What the task requires:
Copy all the data exactly, except the pictures.
++++ Information given
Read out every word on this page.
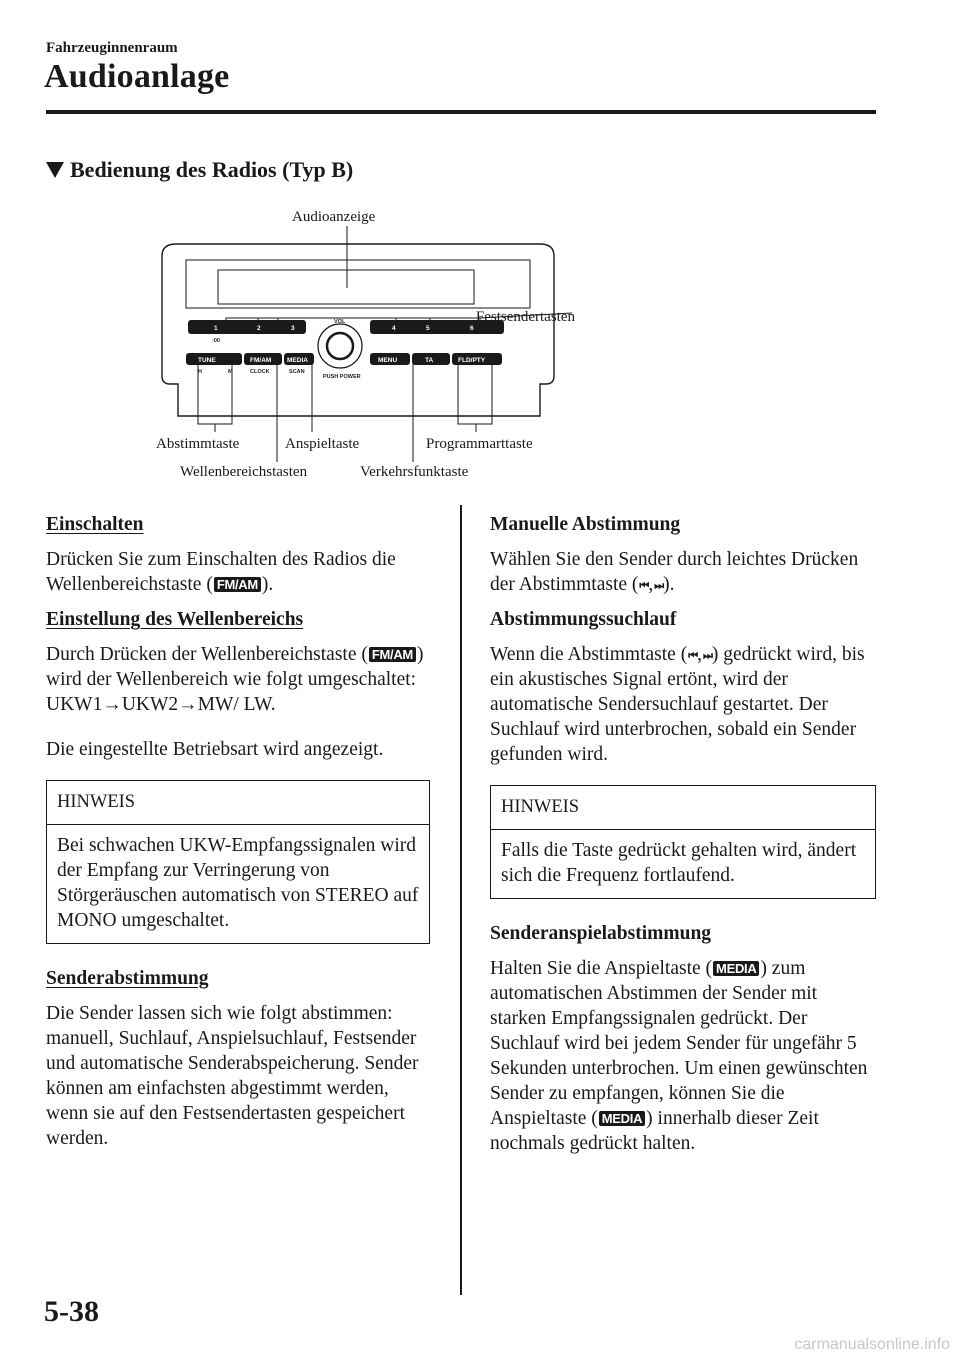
Fahrzeuginnenraum
Audioanlage
Bedienung des Radios (Typ B)
1	2	3	4	5	6
:00
VOL
PUSH POWER
TUNE	FM/AM MEDIA	MENU	TA	FLD/PTY
H	M	CLOCK	SCAN
Audioanzeige
Festsendertasten
Abstimmtaste	Anspieltaste	Programmarttaste
Wellenbereichstasten	Verkehrsfunktaste
Einschalten

Drücken Sie zum Einschalten des Radios die Wellenbereichstaste ( FM/AM ).

Einstellung des Wellenbereichs

Durch Drücken der Wellenbereichstaste ( FM/AM ) wird der Wellenbereich wie folgt umgeschaltet: UKW1→UKW2→MW/ LW.

Die eingestellte Betriebsart wird angezeigt.

HINWEIS
Bei schwachen UKW-Empfangssignalen wird der Empfang zur Verringerung von Störgeräuschen automatisch von STEREO auf MONO umgeschaltet.
Senderabstimmung

Die Sender lassen sich wie folgt abstimmen: manuell, Suchlauf, Anspielsuchlauf, Festsender und automatische Senderabspeicherung. Sender können am einfachsten abgestimmt werden, wenn sie auf den Festsendertasten gespeichert werden.

Manuelle Abstimmung

Wählen Sie den Sender durch leichtes Drücken der Abstimmtaste (⏮,⏭).

Abstimmungssuchlauf

Wenn die Abstimmtaste (⏮,⏭) gedrückt wird, bis ein akustisches Signal ertönt, wird der automatische Sendersuchlauf gestartet. Der Suchlauf wird unterbrochen, sobald ein Sender gefunden wird.

HINWEIS
Falls die Taste gedrückt gehalten wird, ändert sich die Frequenz fortlaufend.
Senderanspielabstimmung

Halten Sie die Anspieltaste ( MEDIA ) zum automatischen Abstimmen der Sender mit starken Empfangssignalen gedrückt. Der Suchlauf wird bei jedem Sender für ungefähr 5 Sekunden unterbrochen. Um einen gewünschten Sender zu empfangen, können Sie die Anspieltaste ( MEDIA ) innerhalb dieser Zeit nochmals gedrückt halten.

5-38
carmanualsonline.info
++++++++
Result of the exercise:
Read out every word on this page.
Fahrzeuginnenraum
Audioanlage
Bedienung des Radios (Typ B)
1	2	3	4	5	6
:00
VOL
PUSH POWER
TUNE	FM/AM MEDIA	MENU	TA	FLD/PTY
H	M	CLOCK	SCAN
Audioanzeige
Festsendertasten
Abstimmtaste	Anspieltaste	Programmarttaste
Wellenbereichstasten	Verkehrsfunktaste
Einschalten

Drücken Sie zum Einschalten des Radios die Wellenbereichstaste ( FM/AM ).

Einstellung des Wellenbereichs

Durch Drücken der Wellenbereichstaste ( FM/AM ) wird der Wellenbereich wie folgt umgeschaltet: UKW1→UKW2→MW/ LW.

Die eingestellte Betriebsart wird angezeigt.

HINWEIS
Bei schwachen UKW-Empfangssignalen wird der Empfang zur Verringerung von Störgeräuschen automatisch von STEREO auf MONO umgeschaltet.
Senderabstimmung

Die Sender lassen sich wie folgt abstimmen: manuell, Suchlauf, Anspielsuchlauf, Festsender und automatische Senderabspeicherung. Sender können am einfachsten abgestimmt werden, wenn sie auf den Festsendertasten gespeichert werden.

Manuelle Abstimmung

Wählen Sie den Sender durch leichtes Drücken der Abstimmtaste (⏮,⏭).

Abstimmungssuchlauf

Wenn die Abstimmtaste (⏮,⏭) gedrückt wird, bis ein akustisches Signal ertönt, wird der automatische Sendersuchlauf gestartet. Der Suchlauf wird unterbrochen, sobald ein Sender gefunden wird.

HINWEIS
Falls die Taste gedrückt gehalten wird, ändert sich die Frequenz fortlaufend.
Senderanspielabstimmung

Halten Sie die Anspieltaste ( MEDIA ) zum automatischen Abstimmen der Sender mit starken Empfangssignalen gedrückt. Der Suchlauf wird bei jedem Sender für ungefähr 5 Sekunden unterbrochen. Um einen gewünschten Sender zu empfangen, können Sie die Anspieltaste ( MEDIA ) innerhalb dieser Zeit nochmals gedrückt halten.

5-38
carmanualsonline.info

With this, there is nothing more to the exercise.